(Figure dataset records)
= = =

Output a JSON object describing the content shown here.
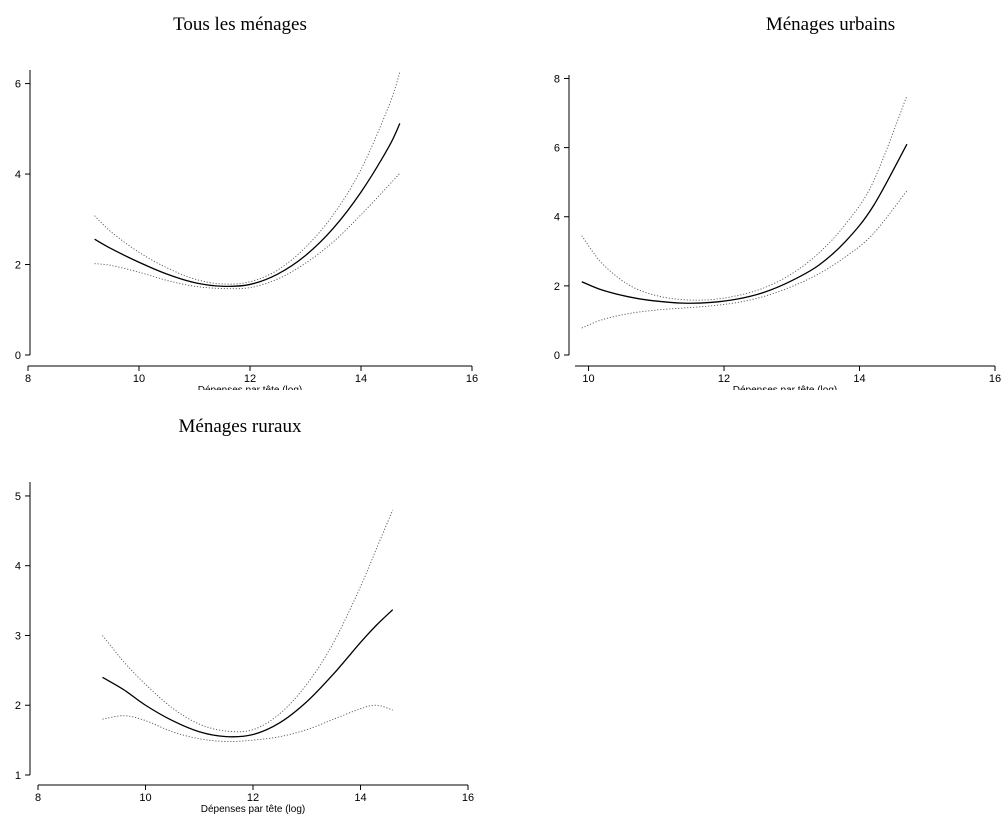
{
  "chart_data": [
    {
      "type": "line",
      "title": "Tous les ménages",
      "xlabel": "Dépenses par tête (log)",
      "ylabel": "",
      "xlim": [
        8,
        16
      ],
      "ylim": [
        0,
        6.3
      ],
      "xticks": [
        8,
        10,
        12,
        14,
        16
      ],
      "yticks": [
        0,
        2,
        4,
        6
      ],
      "grid": false,
      "series": [
        {
          "style": "solid",
          "color": "#000000",
          "x": [
            9.2,
            9.5,
            10,
            10.5,
            11,
            11.5,
            12,
            12.5,
            13,
            13.5,
            14,
            14.5,
            14.7
          ],
          "y": [
            2.56,
            2.35,
            2.05,
            1.79,
            1.6,
            1.52,
            1.56,
            1.79,
            2.2,
            2.8,
            3.6,
            4.6,
            5.12
          ]
        },
        {
          "style": "dotted",
          "color": "#555555",
          "x": [
            9.2,
            9.5,
            10,
            10.5,
            11,
            11.5,
            12,
            12.5,
            13,
            13.5,
            14,
            14.5,
            14.7
          ],
          "y": [
            3.08,
            2.72,
            2.27,
            1.93,
            1.68,
            1.57,
            1.62,
            1.88,
            2.38,
            3.1,
            4.1,
            5.5,
            6.25
          ]
        },
        {
          "style": "dotted",
          "color": "#555555",
          "x": [
            9.2,
            9.5,
            10,
            10.5,
            11,
            11.5,
            12,
            12.5,
            13,
            13.5,
            14,
            14.5,
            14.7
          ],
          "y": [
            2.02,
            1.98,
            1.83,
            1.65,
            1.52,
            1.47,
            1.49,
            1.68,
            2.03,
            2.5,
            3.1,
            3.75,
            4.02
          ]
        }
      ]
    },
    {
      "type": "line",
      "title": "Ménages urbains",
      "xlabel": "Dépenses par tête (log)",
      "ylabel": "",
      "xlim": [
        9.8,
        16
      ],
      "ylim": [
        0,
        8.1
      ],
      "xticks": [
        10,
        12,
        14,
        16
      ],
      "yticks": [
        0,
        2,
        4,
        6,
        8
      ],
      "grid": false,
      "series": [
        {
          "style": "solid",
          "color": "#000000",
          "x": [
            9.9,
            10.2,
            10.6,
            11,
            11.4,
            11.8,
            12.2,
            12.6,
            13,
            13.4,
            13.8,
            14.2,
            14.7
          ],
          "y": [
            2.12,
            1.88,
            1.68,
            1.56,
            1.5,
            1.52,
            1.62,
            1.82,
            2.15,
            2.6,
            3.3,
            4.3,
            6.1
          ]
        },
        {
          "style": "dotted",
          "color": "#555555",
          "x": [
            9.9,
            10.2,
            10.6,
            11,
            11.4,
            11.8,
            12.2,
            12.6,
            13,
            13.4,
            13.8,
            14.2,
            14.7
          ],
          "y": [
            3.45,
            2.65,
            2.02,
            1.72,
            1.6,
            1.6,
            1.72,
            1.95,
            2.35,
            2.95,
            3.8,
            5.0,
            7.5
          ]
        },
        {
          "style": "dotted",
          "color": "#555555",
          "x": [
            9.9,
            10.2,
            10.6,
            11,
            11.4,
            11.8,
            12.2,
            12.6,
            13,
            13.4,
            13.8,
            14.2,
            14.7
          ],
          "y": [
            0.78,
            1.02,
            1.2,
            1.3,
            1.36,
            1.42,
            1.52,
            1.7,
            1.98,
            2.35,
            2.85,
            3.5,
            4.75
          ]
        }
      ]
    },
    {
      "type": "line",
      "title": "Ménages ruraux",
      "xlabel": "Dépenses par tête (log)",
      "ylabel": "",
      "xlim": [
        8,
        16
      ],
      "ylim": [
        1,
        5.2
      ],
      "xticks": [
        8,
        10,
        12,
        14,
        16
      ],
      "yticks": [
        1,
        2,
        3,
        4,
        5
      ],
      "grid": false,
      "series": [
        {
          "style": "solid",
          "color": "#000000",
          "x": [
            9.2,
            9.6,
            10,
            10.5,
            11,
            11.5,
            12,
            12.5,
            13,
            13.5,
            14,
            14.3,
            14.6
          ],
          "y": [
            2.4,
            2.22,
            2.0,
            1.78,
            1.62,
            1.55,
            1.58,
            1.75,
            2.05,
            2.45,
            2.9,
            3.15,
            3.37
          ]
        },
        {
          "style": "dotted",
          "color": "#555555",
          "x": [
            9.2,
            9.6,
            10,
            10.5,
            11,
            11.5,
            12,
            12.5,
            13,
            13.5,
            14,
            14.3,
            14.6
          ],
          "y": [
            3.0,
            2.62,
            2.3,
            1.96,
            1.73,
            1.63,
            1.65,
            1.88,
            2.3,
            2.9,
            3.7,
            4.25,
            4.8
          ]
        },
        {
          "style": "dotted",
          "color": "#555555",
          "x": [
            9.2,
            9.6,
            10,
            10.5,
            11,
            11.5,
            12,
            12.5,
            13,
            13.5,
            14,
            14.3,
            14.6
          ],
          "y": [
            1.8,
            1.85,
            1.78,
            1.62,
            1.52,
            1.48,
            1.5,
            1.55,
            1.65,
            1.8,
            1.95,
            2.0,
            1.93
          ]
        }
      ]
    }
  ]
}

= = =

Write out again every line above exactly as given; the pictures do not belong in the copy.

_The solution_:
Output a JSON object describing the content shown here.
{
  "chart_data": [
    {
      "type": "line",
      "title": "Tous les ménages",
      "xlabel": "Dépenses par tête (log)",
      "ylabel": "",
      "xlim": [
        8,
        16
      ],
      "ylim": [
        0,
        6.3
      ],
      "xticks": [
        8,
        10,
        12,
        14,
        16
      ],
      "yticks": [
        0,
        2,
        4,
        6
      ],
      "grid": false,
      "series": [
        {
          "style": "solid",
          "color": "#000000",
          "x": [
            9.2,
            9.5,
            10,
            10.5,
            11,
            11.5,
            12,
            12.5,
            13,
            13.5,
            14,
            14.5,
            14.7
          ],
          "y": [
            2.56,
            2.35,
            2.05,
            1.79,
            1.6,
            1.52,
            1.56,
            1.79,
            2.2,
            2.8,
            3.6,
            4.6,
            5.12
          ]
        },
        {
          "style": "dotted",
          "color": "#555555",
          "x": [
            9.2,
            9.5,
            10,
            10.5,
            11,
            11.5,
            12,
            12.5,
            13,
            13.5,
            14,
            14.5,
            14.7
          ],
          "y": [
            3.08,
            2.72,
            2.27,
            1.93,
            1.68,
            1.57,
            1.62,
            1.88,
            2.38,
            3.1,
            4.1,
            5.5,
            6.25
          ]
        },
        {
          "style": "dotted",
          "color": "#555555",
          "x": [
            9.2,
            9.5,
            10,
            10.5,
            11,
            11.5,
            12,
            12.5,
            13,
            13.5,
            14,
            14.5,
            14.7
          ],
          "y": [
            2.02,
            1.98,
            1.83,
            1.65,
            1.52,
            1.47,
            1.49,
            1.68,
            2.03,
            2.5,
            3.1,
            3.75,
            4.02
          ]
        }
      ]
    },
    {
      "type": "line",
      "title": "Ménages urbains",
      "xlabel": "Dépenses par tête (log)",
      "ylabel": "",
      "xlim": [
        9.8,
        16
      ],
      "ylim": [
        0,
        8.1
      ],
      "xticks": [
        10,
        12,
        14,
        16
      ],
      "yticks": [
        0,
        2,
        4,
        6,
        8
      ],
      "grid": false,
      "series": [
        {
          "style": "solid",
          "color": "#000000",
          "x": [
            9.9,
            10.2,
            10.6,
            11,
            11.4,
            11.8,
            12.2,
            12.6,
            13,
            13.4,
            13.8,
            14.2,
            14.7
          ],
          "y": [
            2.12,
            1.88,
            1.68,
            1.56,
            1.5,
            1.52,
            1.62,
            1.82,
            2.15,
            2.6,
            3.3,
            4.3,
            6.1
          ]
        },
        {
          "style": "dotted",
          "color": "#555555",
          "x": [
            9.9,
            10.2,
            10.6,
            11,
            11.4,
            11.8,
            12.2,
            12.6,
            13,
            13.4,
            13.8,
            14.2,
            14.7
          ],
          "y": [
            3.45,
            2.65,
            2.02,
            1.72,
            1.6,
            1.6,
            1.72,
            1.95,
            2.35,
            2.95,
            3.8,
            5.0,
            7.5
          ]
        },
        {
          "style": "dotted",
          "color": "#555555",
          "x": [
            9.9,
            10.2,
            10.6,
            11,
            11.4,
            11.8,
            12.2,
            12.6,
            13,
            13.4,
            13.8,
            14.2,
            14.7
          ],
          "y": [
            0.78,
            1.02,
            1.2,
            1.3,
            1.36,
            1.42,
            1.52,
            1.7,
            1.98,
            2.35,
            2.85,
            3.5,
            4.75
          ]
        }
      ]
    },
    {
      "type": "line",
      "title": "Ménages ruraux",
      "xlabel": "Dépenses par tête (log)",
      "ylabel": "",
      "xlim": [
        8,
        16
      ],
      "ylim": [
        1,
        5.2
      ],
      "xticks": [
        8,
        10,
        12,
        14,
        16
      ],
      "yticks": [
        1,
        2,
        3,
        4,
        5
      ],
      "grid": false,
      "series": [
        {
          "style": "solid",
          "color": "#000000",
          "x": [
            9.2,
            9.6,
            10,
            10.5,
            11,
            11.5,
            12,
            12.5,
            13,
            13.5,
            14,
            14.3,
            14.6
          ],
          "y": [
            2.4,
            2.22,
            2.0,
            1.78,
            1.62,
            1.55,
            1.58,
            1.75,
            2.05,
            2.45,
            2.9,
            3.15,
            3.37
          ]
        },
        {
          "style": "dotted",
          "color": "#555555",
          "x": [
            9.2,
            9.6,
            10,
            10.5,
            11,
            11.5,
            12,
            12.5,
            13,
            13.5,
            14,
            14.3,
            14.6
          ],
          "y": [
            3.0,
            2.62,
            2.3,
            1.96,
            1.73,
            1.63,
            1.65,
            1.88,
            2.3,
            2.9,
            3.7,
            4.25,
            4.8
          ]
        },
        {
          "style": "dotted",
          "color": "#555555",
          "x": [
            9.2,
            9.6,
            10,
            10.5,
            11,
            11.5,
            12,
            12.5,
            13,
            13.5,
            14,
            14.3,
            14.6
          ],
          "y": [
            1.8,
            1.85,
            1.78,
            1.62,
            1.52,
            1.48,
            1.5,
            1.55,
            1.65,
            1.8,
            1.95,
            2.0,
            1.93
          ]
        }
      ]
    }
  ]
}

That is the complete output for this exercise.